Stored items from a collection ::
=======
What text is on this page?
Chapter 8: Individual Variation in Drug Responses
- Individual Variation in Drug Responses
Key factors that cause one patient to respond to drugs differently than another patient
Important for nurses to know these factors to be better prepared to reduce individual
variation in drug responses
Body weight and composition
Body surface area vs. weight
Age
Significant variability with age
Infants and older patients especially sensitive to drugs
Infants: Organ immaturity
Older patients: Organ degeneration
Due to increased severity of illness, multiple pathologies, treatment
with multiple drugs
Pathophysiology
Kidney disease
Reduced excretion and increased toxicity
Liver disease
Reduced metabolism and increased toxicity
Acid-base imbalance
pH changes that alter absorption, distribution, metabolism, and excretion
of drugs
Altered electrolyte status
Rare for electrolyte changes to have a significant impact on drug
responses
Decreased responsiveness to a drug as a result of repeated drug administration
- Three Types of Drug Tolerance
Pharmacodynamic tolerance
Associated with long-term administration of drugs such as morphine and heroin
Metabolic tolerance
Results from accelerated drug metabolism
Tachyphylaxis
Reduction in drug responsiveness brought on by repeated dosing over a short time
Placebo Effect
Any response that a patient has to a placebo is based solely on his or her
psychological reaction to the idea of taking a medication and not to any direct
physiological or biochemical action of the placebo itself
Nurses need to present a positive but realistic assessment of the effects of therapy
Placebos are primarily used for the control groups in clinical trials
=======
YOUR INSTRUCTIONS :: How many lines of the data hold the string "electrolyte"? Reply with the number alone.

RESULT OF THE EXERCISE :: 2